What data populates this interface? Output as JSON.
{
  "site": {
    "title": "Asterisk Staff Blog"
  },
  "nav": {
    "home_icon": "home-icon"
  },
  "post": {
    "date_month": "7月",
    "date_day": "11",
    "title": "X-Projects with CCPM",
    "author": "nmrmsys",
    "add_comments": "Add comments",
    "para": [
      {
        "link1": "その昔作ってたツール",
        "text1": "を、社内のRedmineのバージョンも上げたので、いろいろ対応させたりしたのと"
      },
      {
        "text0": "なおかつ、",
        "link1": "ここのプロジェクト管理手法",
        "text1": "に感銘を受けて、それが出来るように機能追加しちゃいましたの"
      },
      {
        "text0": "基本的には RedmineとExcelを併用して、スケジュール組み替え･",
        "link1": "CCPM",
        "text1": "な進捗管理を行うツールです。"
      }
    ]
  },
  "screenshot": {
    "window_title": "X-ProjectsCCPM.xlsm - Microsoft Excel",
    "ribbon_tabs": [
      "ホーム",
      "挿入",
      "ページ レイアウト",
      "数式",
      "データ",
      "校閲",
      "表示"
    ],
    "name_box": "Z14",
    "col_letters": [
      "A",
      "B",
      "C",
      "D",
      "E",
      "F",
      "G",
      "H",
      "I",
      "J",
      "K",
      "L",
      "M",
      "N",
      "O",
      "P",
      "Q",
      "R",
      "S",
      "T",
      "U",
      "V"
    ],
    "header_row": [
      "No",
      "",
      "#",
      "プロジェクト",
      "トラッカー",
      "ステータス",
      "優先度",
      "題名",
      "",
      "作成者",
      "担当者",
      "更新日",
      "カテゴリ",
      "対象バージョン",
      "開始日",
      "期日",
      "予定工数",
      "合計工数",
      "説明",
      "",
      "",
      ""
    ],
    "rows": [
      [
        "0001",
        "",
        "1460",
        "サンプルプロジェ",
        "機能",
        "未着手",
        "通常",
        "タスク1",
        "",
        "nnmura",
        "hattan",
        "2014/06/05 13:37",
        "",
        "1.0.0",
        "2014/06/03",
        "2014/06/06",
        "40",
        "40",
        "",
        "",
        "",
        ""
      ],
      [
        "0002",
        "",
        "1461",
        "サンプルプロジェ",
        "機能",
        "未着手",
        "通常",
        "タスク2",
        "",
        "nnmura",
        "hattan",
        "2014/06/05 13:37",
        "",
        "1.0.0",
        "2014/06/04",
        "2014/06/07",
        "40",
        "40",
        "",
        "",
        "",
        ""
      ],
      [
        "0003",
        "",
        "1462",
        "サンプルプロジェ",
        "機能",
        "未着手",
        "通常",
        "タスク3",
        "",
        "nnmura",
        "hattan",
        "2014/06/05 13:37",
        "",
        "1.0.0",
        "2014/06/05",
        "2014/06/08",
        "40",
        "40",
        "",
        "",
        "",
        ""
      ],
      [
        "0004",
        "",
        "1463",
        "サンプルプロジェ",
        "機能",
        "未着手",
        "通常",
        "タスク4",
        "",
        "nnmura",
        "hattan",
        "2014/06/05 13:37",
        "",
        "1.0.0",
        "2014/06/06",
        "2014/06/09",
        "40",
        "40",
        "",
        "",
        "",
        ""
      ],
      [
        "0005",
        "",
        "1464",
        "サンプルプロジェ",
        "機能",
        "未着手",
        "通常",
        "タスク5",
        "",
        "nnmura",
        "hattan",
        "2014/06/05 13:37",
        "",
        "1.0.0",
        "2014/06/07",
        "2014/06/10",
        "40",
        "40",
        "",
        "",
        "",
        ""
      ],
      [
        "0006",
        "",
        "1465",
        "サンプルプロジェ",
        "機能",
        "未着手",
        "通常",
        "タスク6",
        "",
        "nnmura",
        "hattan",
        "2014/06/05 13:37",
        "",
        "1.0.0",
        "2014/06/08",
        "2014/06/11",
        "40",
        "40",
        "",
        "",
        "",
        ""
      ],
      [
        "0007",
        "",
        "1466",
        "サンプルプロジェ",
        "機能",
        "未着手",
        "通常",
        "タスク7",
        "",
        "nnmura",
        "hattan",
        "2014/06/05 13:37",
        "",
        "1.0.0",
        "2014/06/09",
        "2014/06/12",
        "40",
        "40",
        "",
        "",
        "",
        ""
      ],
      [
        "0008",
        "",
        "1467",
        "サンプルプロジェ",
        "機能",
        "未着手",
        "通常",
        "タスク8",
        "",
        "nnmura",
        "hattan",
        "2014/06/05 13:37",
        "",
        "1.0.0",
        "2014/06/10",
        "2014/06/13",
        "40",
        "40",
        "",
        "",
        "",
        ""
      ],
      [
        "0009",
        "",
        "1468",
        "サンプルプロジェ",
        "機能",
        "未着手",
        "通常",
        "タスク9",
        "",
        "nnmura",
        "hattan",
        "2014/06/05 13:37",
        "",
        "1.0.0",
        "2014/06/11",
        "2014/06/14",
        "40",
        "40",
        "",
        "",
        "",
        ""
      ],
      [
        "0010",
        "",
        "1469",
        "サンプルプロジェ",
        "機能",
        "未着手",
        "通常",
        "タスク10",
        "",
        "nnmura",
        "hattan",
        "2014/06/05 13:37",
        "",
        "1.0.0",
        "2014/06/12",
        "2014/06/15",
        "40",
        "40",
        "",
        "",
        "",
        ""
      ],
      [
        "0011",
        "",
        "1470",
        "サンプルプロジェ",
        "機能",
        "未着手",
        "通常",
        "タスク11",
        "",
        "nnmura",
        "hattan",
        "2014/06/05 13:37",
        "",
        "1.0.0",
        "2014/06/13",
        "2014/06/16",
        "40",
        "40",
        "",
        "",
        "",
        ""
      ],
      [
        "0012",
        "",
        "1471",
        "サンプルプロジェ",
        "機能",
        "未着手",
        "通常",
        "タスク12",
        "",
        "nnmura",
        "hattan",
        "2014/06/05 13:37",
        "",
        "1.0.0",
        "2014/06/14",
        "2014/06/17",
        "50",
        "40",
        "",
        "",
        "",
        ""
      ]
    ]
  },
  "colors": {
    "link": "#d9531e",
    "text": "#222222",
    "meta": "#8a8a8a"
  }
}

——————

Extract the full listing above without altering anything.

▶ _RESULT BELOW_:
What data populates this interface? Output as JSON.
{
  "site": {
    "title": "Asterisk Staff Blog"
  },
  "nav": {
    "home_icon": "home-icon"
  },
  "post": {
    "date_month": "7月",
    "date_day": "11",
    "title": "X-Projects with CCPM",
    "author": "nmrmsys",
    "add_comments": "Add comments",
    "para": [
      {
        "link1": "その昔作ってたツール",
        "text1": "を、社内のRedmineのバージョンも上げたので、いろいろ対応させたりしたのと"
      },
      {
        "text0": "なおかつ、",
        "link1": "ここのプロジェクト管理手法",
        "text1": "に感銘を受けて、それが出来るように機能追加しちゃいましたの"
      },
      {
        "text0": "基本的には RedmineとExcelを併用して、スケジュール組み替え･",
        "link1": "CCPM",
        "text1": "な進捗管理を行うツールです。"
      }
    ]
  },
  "screenshot": {
    "window_title": "X-ProjectsCCPM.xlsm - Microsoft Excel",
    "ribbon_tabs": [
      "ホーム",
      "挿入",
      "ページ レイアウト",
      "数式",
      "データ",
      "校閲",
      "表示"
    ],
    "name_box": "Z14",
    "col_letters": [
      "A",
      "B",
      "C",
      "D",
      "E",
      "F",
      "G",
      "H",
      "I",
      "J",
      "K",
      "L",
      "M",
      "N",
      "O",
      "P",
      "Q",
      "R",
      "S",
      "T",
      "U",
      "V"
    ],
    "header_row": [
      "No",
      "",
      "#",
      "プロジェクト",
      "トラッカー",
      "ステータス",
      "優先度",
      "題名",
      "",
      "作成者",
      "担当者",
      "更新日",
      "カテゴリ",
      "対象バージョン",
      "開始日",
      "期日",
      "予定工数",
      "合計工数",
      "説明",
      "",
      "",
      ""
    ],
    "rows": [
      [
        "0001",
        "",
        "1460",
        "サンプルプロジェ",
        "機能",
        "未着手",
        "通常",
        "タスク1",
        "",
        "nnmura",
        "hattan",
        "2014/06/05 13:37",
        "",
        "1.0.0",
        "2014/06/03",
        "2014/06/06",
        "40",
        "40",
        "",
        "",
        "",
        ""
      ],
      [
        "0002",
        "",
        "1461",
        "サンプルプロジェ",
        "機能",
        "未着手",
        "通常",
        "タスク2",
        "",
        "nnmura",
        "hattan",
        "2014/06/05 13:37",
        "",
        "1.0.0",
        "2014/06/04",
        "2014/06/07",
        "40",
        "40",
        "",
        "",
        "",
        ""
      ],
      [
        "0003",
        "",
        "1462",
        "サンプルプロジェ",
        "機能",
        "未着手",
        "通常",
        "タスク3",
        "",
        "nnmura",
        "hattan",
        "2014/06/05 13:37",
        "",
        "1.0.0",
        "2014/06/05",
        "2014/06/08",
        "40",
        "40",
        "",
        "",
        "",
        ""
      ],
      [
        "0004",
        "",
        "1463",
        "サンプルプロジェ",
        "機能",
        "未着手",
        "通常",
        "タスク4",
        "",
        "nnmura",
        "hattan",
        "2014/06/05 13:37",
        "",
        "1.0.0",
        "2014/06/06",
        "2014/06/09",
        "40",
        "40",
        "",
        "",
        "",
        ""
      ],
      [
        "0005",
        "",
        "1464",
        "サンプルプロジェ",
        "機能",
        "未着手",
        "通常",
        "タスク5",
        "",
        "nnmura",
        "hattan",
        "2014/06/05 13:37",
        "",
        "1.0.0",
        "2014/06/07",
        "2014/06/10",
        "40",
        "40",
        "",
        "",
        "",
        ""
      ],
      [
        "0006",
        "",
        "1465",
        "サンプルプロジェ",
        "機能",
        "未着手",
        "通常",
        "タスク6",
        "",
        "nnmura",
        "hattan",
        "2014/06/05 13:37",
        "",
        "1.0.0",
        "2014/06/08",
        "2014/06/11",
        "40",
        "40",
        "",
        "",
        "",
        ""
      ],
      [
        "0007",
        "",
        "1466",
        "サンプルプロジェ",
        "機能",
        "未着手",
        "通常",
        "タスク7",
        "",
        "nnmura",
        "hattan",
        "2014/06/05 13:37",
        "",
        "1.0.0",
        "2014/06/09",
        "2014/06/12",
        "40",
        "40",
        "",
        "",
        "",
        ""
      ],
      [
        "0008",
        "",
        "1467",
        "サンプルプロジェ",
        "機能",
        "未着手",
        "通常",
        "タスク8",
        "",
        "nnmura",
        "hattan",
        "2014/06/05 13:37",
        "",
        "1.0.0",
        "2014/06/10",
        "2014/06/13",
        "40",
        "40",
        "",
        "",
        "",
        ""
      ],
      [
        "0009",
        "",
        "1468",
        "サンプルプロジェ",
        "機能",
        "未着手",
        "通常",
        "タスク9",
        "",
        "nnmura",
        "hattan",
        "2014/06/05 13:37",
        "",
        "1.0.0",
        "2014/06/11",
        "2014/06/14",
        "40",
        "40",
        "",
        "",
        "",
        ""
      ],
      [
        "0010",
        "",
        "1469",
        "サンプルプロジェ",
        "機能",
        "未着手",
        "通常",
        "タスク10",
        "",
        "nnmura",
        "hattan",
        "2014/06/05 13:37",
        "",
        "1.0.0",
        "2014/06/12",
        "2014/06/15",
        "40",
        "40",
        "",
        "",
        "",
        ""
      ],
      [
        "0011",
        "",
        "1470",
        "サンプルプロジェ",
        "機能",
        "未着手",
        "通常",
        "タスク11",
        "",
        "nnmura",
        "hattan",
        "2014/06/05 13:37",
        "",
        "1.0.0",
        "2014/06/13",
        "2014/06/16",
        "40",
        "40",
        "",
        "",
        "",
        ""
      ],
      [
        "0012",
        "",
        "1471",
        "サンプルプロジェ",
        "機能",
        "未着手",
        "通常",
        "タスク12",
        "",
        "nnmura",
        "hattan",
        "2014/06/05 13:37",
        "",
        "1.0.0",
        "2014/06/14",
        "2014/06/17",
        "50",
        "40",
        "",
        "",
        "",
        ""
      ]
    ]
  },
  "colors": {
    "link": "#d9531e",
    "text": "#222222",
    "meta": "#8a8a8a"
  }
}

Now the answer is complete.